[Stored data]
════════════════

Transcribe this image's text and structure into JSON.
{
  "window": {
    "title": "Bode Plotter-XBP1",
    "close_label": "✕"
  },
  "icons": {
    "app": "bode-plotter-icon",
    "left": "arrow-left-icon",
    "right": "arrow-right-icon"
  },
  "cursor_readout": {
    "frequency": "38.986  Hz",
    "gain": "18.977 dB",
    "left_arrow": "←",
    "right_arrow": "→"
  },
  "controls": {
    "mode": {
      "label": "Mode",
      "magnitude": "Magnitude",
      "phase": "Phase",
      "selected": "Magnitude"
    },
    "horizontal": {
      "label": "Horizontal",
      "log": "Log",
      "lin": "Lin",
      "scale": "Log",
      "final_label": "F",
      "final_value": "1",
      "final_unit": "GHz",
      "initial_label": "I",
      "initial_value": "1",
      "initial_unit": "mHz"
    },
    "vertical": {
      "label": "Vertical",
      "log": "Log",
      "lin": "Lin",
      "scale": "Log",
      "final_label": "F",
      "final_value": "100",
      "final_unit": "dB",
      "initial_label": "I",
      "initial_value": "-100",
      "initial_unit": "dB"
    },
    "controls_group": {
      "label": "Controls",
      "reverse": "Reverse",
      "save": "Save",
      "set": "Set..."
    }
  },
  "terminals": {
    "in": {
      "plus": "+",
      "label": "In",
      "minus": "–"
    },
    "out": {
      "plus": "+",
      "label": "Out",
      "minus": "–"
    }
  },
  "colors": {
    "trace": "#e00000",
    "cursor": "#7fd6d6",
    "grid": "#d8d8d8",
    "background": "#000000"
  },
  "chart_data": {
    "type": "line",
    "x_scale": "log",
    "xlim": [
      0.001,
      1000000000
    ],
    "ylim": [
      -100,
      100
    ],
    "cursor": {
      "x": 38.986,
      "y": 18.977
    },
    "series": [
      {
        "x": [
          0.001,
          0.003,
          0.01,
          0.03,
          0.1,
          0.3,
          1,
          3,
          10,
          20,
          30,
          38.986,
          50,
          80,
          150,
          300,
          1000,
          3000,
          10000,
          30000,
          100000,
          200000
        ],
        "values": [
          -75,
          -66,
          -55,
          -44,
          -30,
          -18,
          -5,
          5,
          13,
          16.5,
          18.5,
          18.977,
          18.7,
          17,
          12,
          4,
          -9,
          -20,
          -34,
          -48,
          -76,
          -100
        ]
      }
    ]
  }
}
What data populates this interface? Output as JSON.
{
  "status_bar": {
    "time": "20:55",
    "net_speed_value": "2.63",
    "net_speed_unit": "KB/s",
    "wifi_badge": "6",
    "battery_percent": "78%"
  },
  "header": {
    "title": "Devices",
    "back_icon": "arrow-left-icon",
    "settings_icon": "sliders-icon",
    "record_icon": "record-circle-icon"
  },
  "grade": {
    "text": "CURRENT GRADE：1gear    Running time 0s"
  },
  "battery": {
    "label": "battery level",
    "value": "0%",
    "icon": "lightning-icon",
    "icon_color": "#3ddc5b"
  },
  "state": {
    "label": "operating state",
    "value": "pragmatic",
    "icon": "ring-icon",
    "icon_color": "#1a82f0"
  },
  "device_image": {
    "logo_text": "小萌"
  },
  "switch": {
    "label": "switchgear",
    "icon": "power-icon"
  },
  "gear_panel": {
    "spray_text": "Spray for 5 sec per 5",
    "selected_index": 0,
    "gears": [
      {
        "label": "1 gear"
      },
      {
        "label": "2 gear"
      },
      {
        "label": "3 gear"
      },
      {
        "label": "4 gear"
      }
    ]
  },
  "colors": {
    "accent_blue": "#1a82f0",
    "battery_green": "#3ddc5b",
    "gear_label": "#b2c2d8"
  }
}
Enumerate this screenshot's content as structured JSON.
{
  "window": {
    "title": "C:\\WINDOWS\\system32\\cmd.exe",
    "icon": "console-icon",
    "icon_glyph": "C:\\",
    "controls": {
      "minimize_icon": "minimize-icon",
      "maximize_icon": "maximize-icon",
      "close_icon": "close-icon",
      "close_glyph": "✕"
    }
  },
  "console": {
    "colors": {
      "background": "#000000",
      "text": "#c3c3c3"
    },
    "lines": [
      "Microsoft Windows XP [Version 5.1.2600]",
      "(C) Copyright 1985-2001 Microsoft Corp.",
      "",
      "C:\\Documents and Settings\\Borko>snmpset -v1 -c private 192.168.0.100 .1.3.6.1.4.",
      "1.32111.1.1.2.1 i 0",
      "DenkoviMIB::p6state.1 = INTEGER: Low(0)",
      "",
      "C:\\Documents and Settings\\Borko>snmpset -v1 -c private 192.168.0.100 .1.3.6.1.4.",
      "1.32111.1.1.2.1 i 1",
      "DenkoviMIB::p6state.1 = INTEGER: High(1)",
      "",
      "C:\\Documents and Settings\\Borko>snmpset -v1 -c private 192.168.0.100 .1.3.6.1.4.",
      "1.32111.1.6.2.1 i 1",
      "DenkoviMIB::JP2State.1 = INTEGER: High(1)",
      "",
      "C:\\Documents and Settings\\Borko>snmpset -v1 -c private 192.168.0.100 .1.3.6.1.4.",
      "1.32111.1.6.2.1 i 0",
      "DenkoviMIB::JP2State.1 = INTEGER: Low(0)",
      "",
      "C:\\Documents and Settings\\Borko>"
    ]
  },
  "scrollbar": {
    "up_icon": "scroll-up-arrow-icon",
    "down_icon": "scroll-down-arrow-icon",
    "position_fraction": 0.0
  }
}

════════════════

Given task => Each record above must be given again exactly.

Solution to the exercise =>
Transcribe this image's text and structure into JSON.
{
  "window": {
    "title": "Bode Plotter-XBP1",
    "close_label": "✕"
  },
  "icons": {
    "app": "bode-plotter-icon",
    "left": "arrow-left-icon",
    "right": "arrow-right-icon"
  },
  "cursor_readout": {
    "frequency": "38.986  Hz",
    "gain": "18.977 dB",
    "left_arrow": "←",
    "right_arrow": "→"
  },
  "controls": {
    "mode": {
      "label": "Mode",
      "magnitude": "Magnitude",
      "phase": "Phase",
      "selected": "Magnitude"
    },
    "horizontal": {
      "label": "Horizontal",
      "log": "Log",
      "lin": "Lin",
      "scale": "Log",
      "final_label": "F",
      "final_value": "1",
      "final_unit": "GHz",
      "initial_label": "I",
      "initial_value": "1",
      "initial_unit": "mHz"
    },
    "vertical": {
      "label": "Vertical",
      "log": "Log",
      "lin": "Lin",
      "scale": "Log",
      "final_label": "F",
      "final_value": "100",
      "final_unit": "dB",
      "initial_label": "I",
      "initial_value": "-100",
      "initial_unit": "dB"
    },
    "controls_group": {
      "label": "Controls",
      "reverse": "Reverse",
      "save": "Save",
      "set": "Set..."
    }
  },
  "terminals": {
    "in": {
      "plus": "+",
      "label": "In",
      "minus": "–"
    },
    "out": {
      "plus": "+",
      "label": "Out",
      "minus": "–"
    }
  },
  "colors": {
    "trace": "#e00000",
    "cursor": "#7fd6d6",
    "grid": "#d8d8d8",
    "background": "#000000"
  },
  "chart_data": {
    "type": "line",
    "x_scale": "log",
    "xlim": [
      0.001,
      1000000000
    ],
    "ylim": [
      -100,
      100
    ],
    "cursor": {
      "x": 38.986,
      "y": 18.977
    },
    "series": [
      {
        "x": [
          0.001,
          0.003,
          0.01,
          0.03,
          0.1,
          0.3,
          1,
          3,
          10,
          20,
          30,
          38.986,
          50,
          80,
          150,
          300,
          1000,
          3000,
          10000,
          30000,
          100000,
          200000
        ],
        "values": [
          -75,
          -66,
          -55,
          -44,
          -30,
          -18,
          -5,
          5,
          13,
          16.5,
          18.5,
          18.977,
          18.7,
          17,
          12,
          4,
          -9,
          -20,
          -34,
          -48,
          -76,
          -100
        ]
      }
    ]
  }
}
What data populates this interface? Output as JSON.
{
  "status_bar": {
    "time": "20:55",
    "net_speed_value": "2.63",
    "net_speed_unit": "KB/s",
    "wifi_badge": "6",
    "battery_percent": "78%"
  },
  "header": {
    "title": "Devices",
    "back_icon": "arrow-left-icon",
    "settings_icon": "sliders-icon",
    "record_icon": "record-circle-icon"
  },
  "grade": {
    "text": "CURRENT GRADE：1gear    Running time 0s"
  },
  "battery": {
    "label": "battery level",
    "value": "0%",
    "icon": "lightning-icon",
    "icon_color": "#3ddc5b"
  },
  "state": {
    "label": "operating state",
    "value": "pragmatic",
    "icon": "ring-icon",
    "icon_color": "#1a82f0"
  },
  "device_image": {
    "logo_text": "小萌"
  },
  "switch": {
    "label": "switchgear",
    "icon": "power-icon"
  },
  "gear_panel": {
    "spray_text": "Spray for 5 sec per 5",
    "selected_index": 0,
    "gears": [
      {
        "label": "1 gear"
      },
      {
        "label": "2 gear"
      },
      {
        "label": "3 gear"
      },
      {
        "label": "4 gear"
      }
    ]
  },
  "colors": {
    "accent_blue": "#1a82f0",
    "battery_green": "#3ddc5b",
    "gear_label": "#b2c2d8"
  }
}
Enumerate this screenshot's content as structured JSON.
{
  "window": {
    "title": "C:\\WINDOWS\\system32\\cmd.exe",
    "icon": "console-icon",
    "icon_glyph": "C:\\",
    "controls": {
      "minimize_icon": "minimize-icon",
      "maximize_icon": "maximize-icon",
      "close_icon": "close-icon",
      "close_glyph": "✕"
    }
  },
  "console": {
    "colors": {
      "background": "#000000",
      "text": "#c3c3c3"
    },
    "lines": [
      "Microsoft Windows XP [Version 5.1.2600]",
      "(C) Copyright 1985-2001 Microsoft Corp.",
      "",
      "C:\\Documents and Settings\\Borko>snmpset -v1 -c private 192.168.0.100 .1.3.6.1.4.",
      "1.32111.1.1.2.1 i 0",
      "DenkoviMIB::p6state.1 = INTEGER: Low(0)",
      "",
      "C:\\Documents and Settings\\Borko>snmpset -v1 -c private 192.168.0.100 .1.3.6.1.4.",
      "1.32111.1.1.2.1 i 1",
      "DenkoviMIB::p6state.1 = INTEGER: High(1)",
      "",
      "C:\\Documents and Settings\\Borko>snmpset -v1 -c private 192.168.0.100 .1.3.6.1.4.",
      "1.32111.1.6.2.1 i 1",
      "DenkoviMIB::JP2State.1 = INTEGER: High(1)",
      "",
      "C:\\Documents and Settings\\Borko>snmpset -v1 -c private 192.168.0.100 .1.3.6.1.4.",
      "1.32111.1.6.2.1 i 0",
      "DenkoviMIB::JP2State.1 = INTEGER: Low(0)",
      "",
      "C:\\Documents and Settings\\Borko>"
    ]
  },
  "scrollbar": {
    "up_icon": "scroll-up-arrow-icon",
    "down_icon": "scroll-down-arrow-icon",
    "position_fraction": 0.0
  }
}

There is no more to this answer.